• [DESCRIPTION OF THE TASK]: Pick out each line below containing "from".

• [STORED RECORDS]:

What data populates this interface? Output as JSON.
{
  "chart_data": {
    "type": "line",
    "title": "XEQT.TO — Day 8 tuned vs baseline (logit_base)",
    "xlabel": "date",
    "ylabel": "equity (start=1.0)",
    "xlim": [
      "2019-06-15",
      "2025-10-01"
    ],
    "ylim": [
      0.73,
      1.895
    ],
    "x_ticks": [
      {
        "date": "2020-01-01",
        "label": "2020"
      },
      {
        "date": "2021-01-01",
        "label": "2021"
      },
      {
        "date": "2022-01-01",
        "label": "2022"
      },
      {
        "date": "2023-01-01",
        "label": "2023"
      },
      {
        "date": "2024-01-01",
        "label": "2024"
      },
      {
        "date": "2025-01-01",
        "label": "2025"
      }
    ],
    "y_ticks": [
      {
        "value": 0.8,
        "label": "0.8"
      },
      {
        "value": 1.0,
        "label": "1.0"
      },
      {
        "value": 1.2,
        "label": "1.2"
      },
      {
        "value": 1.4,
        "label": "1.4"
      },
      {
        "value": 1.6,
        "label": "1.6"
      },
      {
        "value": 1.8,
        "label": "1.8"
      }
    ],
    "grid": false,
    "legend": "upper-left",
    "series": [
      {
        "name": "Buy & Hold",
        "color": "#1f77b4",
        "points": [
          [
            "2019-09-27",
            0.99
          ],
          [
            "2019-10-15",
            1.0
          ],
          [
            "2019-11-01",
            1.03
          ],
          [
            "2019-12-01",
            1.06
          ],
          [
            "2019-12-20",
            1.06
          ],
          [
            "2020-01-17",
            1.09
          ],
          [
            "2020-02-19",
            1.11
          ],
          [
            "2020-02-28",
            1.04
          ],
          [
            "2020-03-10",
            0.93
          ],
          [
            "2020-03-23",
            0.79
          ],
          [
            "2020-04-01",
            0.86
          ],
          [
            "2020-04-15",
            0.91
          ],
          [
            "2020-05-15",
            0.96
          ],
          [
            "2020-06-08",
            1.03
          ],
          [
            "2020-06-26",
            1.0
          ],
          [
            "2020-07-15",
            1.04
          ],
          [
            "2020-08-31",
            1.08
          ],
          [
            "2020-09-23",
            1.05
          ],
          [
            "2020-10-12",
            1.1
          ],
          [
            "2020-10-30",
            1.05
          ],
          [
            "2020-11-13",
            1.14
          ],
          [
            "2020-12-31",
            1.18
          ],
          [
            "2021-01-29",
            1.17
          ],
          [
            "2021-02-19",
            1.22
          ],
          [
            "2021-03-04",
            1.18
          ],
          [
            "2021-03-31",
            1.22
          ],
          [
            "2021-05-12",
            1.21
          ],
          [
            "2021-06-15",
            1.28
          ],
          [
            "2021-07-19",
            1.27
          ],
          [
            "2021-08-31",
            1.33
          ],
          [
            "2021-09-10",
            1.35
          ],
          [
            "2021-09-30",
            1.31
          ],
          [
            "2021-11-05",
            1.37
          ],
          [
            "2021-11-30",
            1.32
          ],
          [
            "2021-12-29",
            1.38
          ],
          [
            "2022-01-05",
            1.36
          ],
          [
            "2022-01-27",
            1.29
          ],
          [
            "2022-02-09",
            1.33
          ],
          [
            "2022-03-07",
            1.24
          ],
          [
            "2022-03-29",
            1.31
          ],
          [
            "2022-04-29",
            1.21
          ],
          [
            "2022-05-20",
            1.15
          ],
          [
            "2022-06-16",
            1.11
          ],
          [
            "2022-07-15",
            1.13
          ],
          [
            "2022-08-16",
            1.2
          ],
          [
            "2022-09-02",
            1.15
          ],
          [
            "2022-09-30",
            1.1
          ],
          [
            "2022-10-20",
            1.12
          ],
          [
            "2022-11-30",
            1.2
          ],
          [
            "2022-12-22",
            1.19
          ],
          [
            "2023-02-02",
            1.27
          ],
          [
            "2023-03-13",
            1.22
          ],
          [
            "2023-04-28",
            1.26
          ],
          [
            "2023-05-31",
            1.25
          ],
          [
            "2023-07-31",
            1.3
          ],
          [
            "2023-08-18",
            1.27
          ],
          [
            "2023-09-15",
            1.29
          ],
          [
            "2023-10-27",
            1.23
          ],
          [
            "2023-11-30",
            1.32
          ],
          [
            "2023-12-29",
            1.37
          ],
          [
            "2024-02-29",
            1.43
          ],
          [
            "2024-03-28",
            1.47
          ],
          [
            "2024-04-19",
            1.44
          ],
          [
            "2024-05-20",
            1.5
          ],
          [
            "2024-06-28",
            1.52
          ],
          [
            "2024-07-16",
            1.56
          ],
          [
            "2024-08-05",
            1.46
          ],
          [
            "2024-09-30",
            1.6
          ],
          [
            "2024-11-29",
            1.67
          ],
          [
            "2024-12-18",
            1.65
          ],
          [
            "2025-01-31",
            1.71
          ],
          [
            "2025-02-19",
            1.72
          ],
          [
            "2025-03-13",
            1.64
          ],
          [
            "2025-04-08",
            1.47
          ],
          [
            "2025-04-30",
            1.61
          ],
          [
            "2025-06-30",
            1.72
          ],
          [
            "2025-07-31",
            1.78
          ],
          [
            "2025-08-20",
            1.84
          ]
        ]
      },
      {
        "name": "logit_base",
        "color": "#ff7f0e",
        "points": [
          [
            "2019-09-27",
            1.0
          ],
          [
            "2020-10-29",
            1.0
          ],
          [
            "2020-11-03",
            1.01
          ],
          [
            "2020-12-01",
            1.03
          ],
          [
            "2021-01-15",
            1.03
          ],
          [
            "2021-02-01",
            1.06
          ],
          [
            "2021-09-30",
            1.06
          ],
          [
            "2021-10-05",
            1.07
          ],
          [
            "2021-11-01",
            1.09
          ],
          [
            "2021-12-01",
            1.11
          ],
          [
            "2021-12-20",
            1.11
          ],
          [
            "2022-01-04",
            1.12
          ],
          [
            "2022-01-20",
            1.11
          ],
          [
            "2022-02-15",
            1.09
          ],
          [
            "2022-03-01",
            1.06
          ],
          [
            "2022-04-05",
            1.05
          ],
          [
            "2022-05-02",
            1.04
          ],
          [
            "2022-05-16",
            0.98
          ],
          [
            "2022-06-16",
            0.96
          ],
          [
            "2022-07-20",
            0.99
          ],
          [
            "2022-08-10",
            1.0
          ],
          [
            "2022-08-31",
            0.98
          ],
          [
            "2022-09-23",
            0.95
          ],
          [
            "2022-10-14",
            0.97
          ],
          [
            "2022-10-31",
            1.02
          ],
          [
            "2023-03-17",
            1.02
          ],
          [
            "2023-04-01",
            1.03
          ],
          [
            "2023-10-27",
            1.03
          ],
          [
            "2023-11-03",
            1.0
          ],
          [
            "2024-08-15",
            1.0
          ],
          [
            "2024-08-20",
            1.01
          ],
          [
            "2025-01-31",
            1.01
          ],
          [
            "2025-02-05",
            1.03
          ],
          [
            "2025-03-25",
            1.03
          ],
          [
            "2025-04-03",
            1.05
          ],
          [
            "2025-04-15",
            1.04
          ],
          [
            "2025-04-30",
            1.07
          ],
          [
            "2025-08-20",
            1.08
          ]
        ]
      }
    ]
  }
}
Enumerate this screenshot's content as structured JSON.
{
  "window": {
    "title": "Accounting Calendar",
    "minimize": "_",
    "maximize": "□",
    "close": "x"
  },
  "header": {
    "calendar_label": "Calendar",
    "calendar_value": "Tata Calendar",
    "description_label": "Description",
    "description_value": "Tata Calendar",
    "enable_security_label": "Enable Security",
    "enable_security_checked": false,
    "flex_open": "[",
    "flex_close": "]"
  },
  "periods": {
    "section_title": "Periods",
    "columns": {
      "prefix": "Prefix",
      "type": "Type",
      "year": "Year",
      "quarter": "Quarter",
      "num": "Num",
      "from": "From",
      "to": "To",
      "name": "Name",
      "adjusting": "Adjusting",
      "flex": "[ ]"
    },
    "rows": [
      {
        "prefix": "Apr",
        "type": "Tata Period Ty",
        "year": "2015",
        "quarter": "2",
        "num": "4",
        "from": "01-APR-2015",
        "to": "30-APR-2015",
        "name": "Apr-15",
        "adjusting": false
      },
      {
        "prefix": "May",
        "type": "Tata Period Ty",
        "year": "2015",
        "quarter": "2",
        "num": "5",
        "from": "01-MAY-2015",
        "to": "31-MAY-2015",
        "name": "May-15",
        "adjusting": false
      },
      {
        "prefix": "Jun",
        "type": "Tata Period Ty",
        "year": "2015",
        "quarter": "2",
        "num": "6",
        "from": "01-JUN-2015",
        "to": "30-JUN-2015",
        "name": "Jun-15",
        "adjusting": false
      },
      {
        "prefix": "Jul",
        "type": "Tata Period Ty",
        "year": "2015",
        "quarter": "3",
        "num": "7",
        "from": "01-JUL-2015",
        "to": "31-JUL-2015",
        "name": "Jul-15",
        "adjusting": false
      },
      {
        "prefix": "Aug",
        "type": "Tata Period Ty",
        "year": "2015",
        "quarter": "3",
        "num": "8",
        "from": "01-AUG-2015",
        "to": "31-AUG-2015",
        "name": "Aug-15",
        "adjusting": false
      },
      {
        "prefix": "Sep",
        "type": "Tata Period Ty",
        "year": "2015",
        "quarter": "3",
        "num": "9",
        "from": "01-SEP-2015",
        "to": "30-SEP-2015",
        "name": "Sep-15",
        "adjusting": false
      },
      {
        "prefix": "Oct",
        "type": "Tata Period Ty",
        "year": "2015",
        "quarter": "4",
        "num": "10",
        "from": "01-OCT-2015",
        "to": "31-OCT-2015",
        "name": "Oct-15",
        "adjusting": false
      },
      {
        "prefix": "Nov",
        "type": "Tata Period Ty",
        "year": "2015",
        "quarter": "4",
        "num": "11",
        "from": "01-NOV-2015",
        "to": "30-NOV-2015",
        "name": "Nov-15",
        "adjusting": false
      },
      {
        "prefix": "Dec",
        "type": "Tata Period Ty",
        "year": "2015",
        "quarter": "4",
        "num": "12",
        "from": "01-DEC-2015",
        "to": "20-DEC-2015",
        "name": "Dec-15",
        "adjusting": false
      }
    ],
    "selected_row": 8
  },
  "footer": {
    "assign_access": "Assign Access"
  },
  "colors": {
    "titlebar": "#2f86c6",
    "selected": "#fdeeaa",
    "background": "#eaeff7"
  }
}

• [SOLUTION BELOW]:
      "from": "From",
        "from": "01-APR-2015",
        "from": "01-MAY-2015",
        "from": "01-JUN-2015",
        "from": "01-JUL-2015",
        "from": "01-AUG-2015",
        "from": "01-SEP-2015",
        "from": "01-OCT-2015",
        "from": "01-NOV-2015",
        "from": "01-DEC-2015",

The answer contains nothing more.